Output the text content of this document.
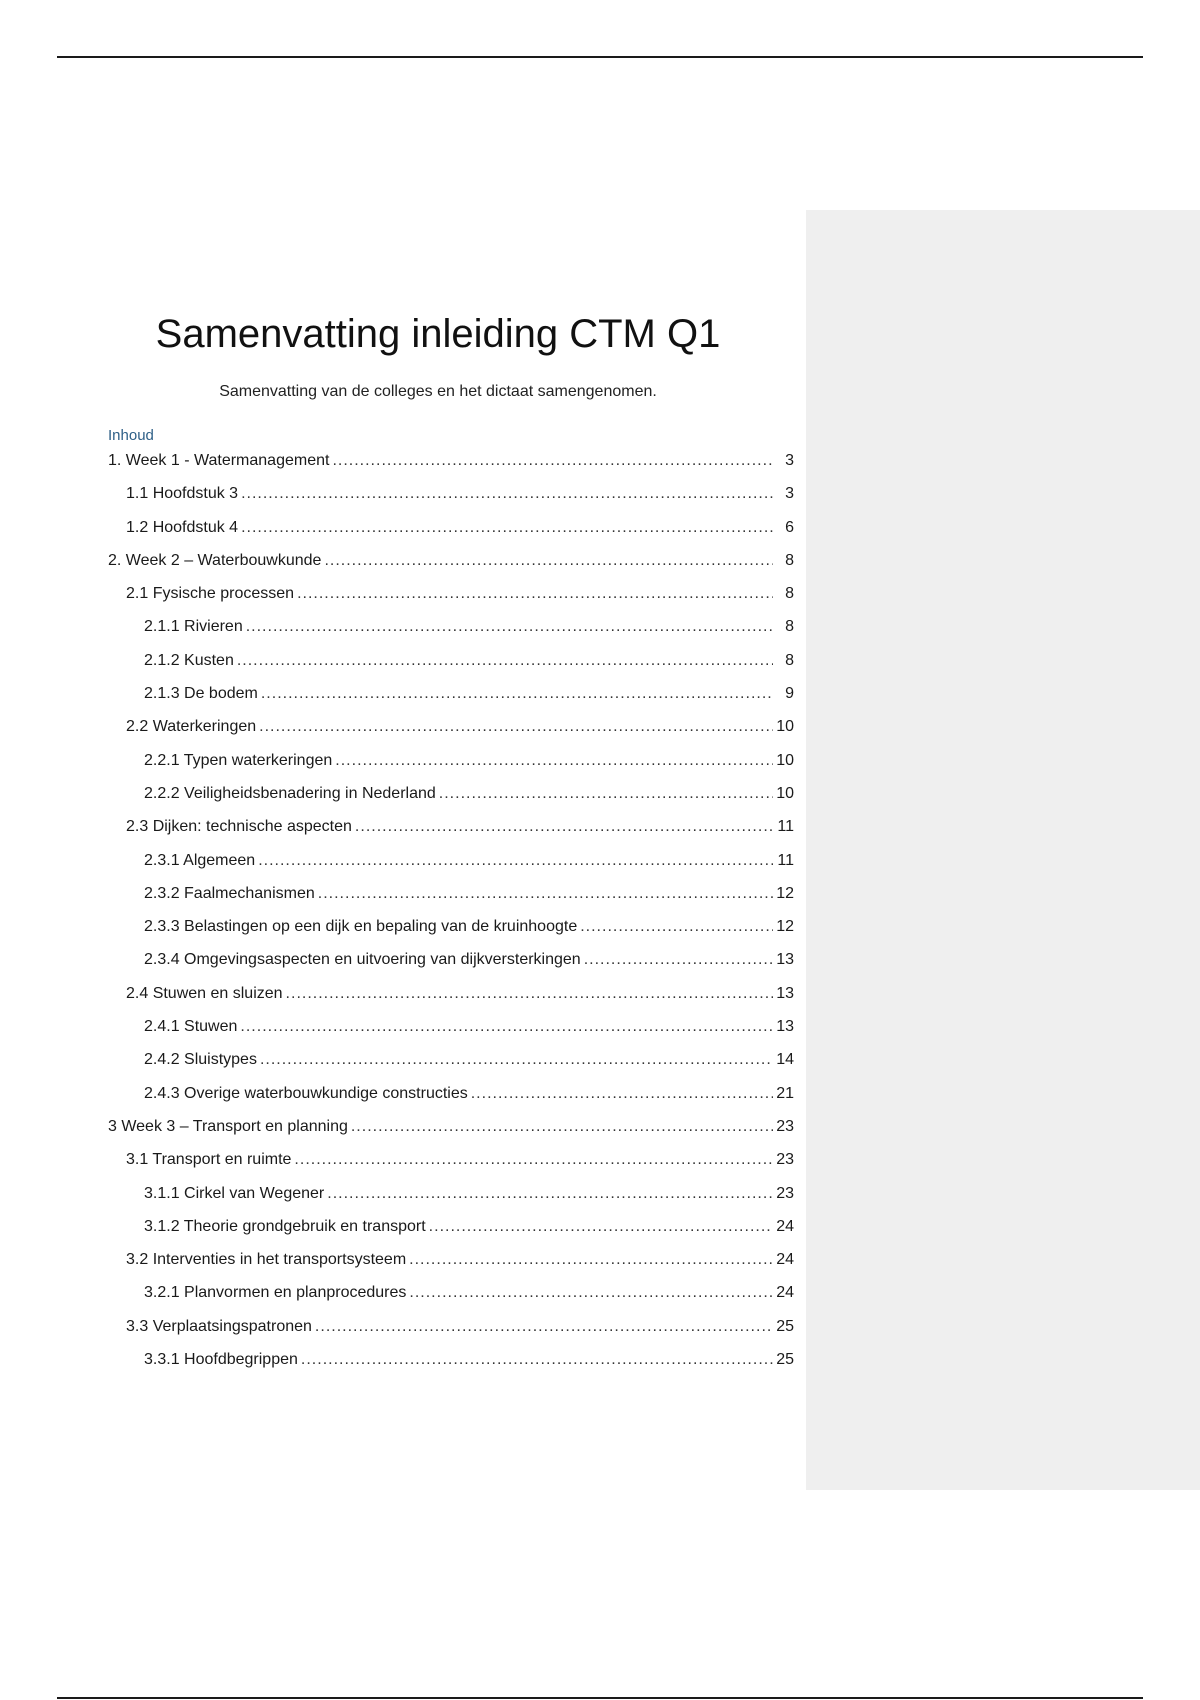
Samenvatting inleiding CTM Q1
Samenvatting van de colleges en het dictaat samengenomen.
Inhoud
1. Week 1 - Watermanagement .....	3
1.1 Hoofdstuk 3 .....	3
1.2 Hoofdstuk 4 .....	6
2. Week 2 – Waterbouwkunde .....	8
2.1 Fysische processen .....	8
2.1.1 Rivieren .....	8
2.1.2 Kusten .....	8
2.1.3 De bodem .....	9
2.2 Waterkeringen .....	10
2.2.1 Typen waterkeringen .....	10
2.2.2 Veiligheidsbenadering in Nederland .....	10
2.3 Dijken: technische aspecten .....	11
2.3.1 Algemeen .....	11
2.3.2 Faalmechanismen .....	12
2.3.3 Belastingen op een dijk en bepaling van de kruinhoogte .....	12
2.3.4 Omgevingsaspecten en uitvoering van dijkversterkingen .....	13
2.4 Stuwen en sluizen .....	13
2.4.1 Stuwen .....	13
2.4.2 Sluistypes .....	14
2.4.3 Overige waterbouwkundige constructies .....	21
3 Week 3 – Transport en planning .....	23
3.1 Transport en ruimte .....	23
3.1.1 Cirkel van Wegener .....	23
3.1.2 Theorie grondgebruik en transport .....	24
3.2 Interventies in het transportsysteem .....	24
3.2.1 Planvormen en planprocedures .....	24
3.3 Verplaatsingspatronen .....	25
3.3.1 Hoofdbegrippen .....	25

###

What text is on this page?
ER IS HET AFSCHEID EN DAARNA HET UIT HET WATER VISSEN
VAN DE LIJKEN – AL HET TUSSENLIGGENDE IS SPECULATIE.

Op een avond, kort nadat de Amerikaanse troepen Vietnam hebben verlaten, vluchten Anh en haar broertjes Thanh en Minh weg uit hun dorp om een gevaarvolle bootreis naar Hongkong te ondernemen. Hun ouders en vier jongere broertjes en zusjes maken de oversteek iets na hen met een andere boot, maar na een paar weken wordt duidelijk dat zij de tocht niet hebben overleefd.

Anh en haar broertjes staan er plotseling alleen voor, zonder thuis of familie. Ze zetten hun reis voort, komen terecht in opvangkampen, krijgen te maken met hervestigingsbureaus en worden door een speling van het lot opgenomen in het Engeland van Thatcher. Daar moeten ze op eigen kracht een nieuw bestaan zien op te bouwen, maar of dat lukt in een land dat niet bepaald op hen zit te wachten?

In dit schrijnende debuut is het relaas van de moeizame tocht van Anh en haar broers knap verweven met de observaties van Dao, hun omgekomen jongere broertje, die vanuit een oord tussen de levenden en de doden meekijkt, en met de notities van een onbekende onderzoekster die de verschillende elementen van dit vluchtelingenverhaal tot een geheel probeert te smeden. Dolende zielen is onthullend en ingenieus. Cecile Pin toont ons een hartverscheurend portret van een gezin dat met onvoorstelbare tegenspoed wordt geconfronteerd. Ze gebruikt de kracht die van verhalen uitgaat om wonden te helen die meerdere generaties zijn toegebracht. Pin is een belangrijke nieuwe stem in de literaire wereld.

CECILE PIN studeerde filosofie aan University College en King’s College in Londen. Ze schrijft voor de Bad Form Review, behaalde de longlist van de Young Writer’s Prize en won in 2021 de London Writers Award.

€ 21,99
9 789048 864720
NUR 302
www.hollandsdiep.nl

###

# The task
Each line of the listing above that contains the word "text" is to be copied.

# Your response
Output the text content of this document.
What text is on this page?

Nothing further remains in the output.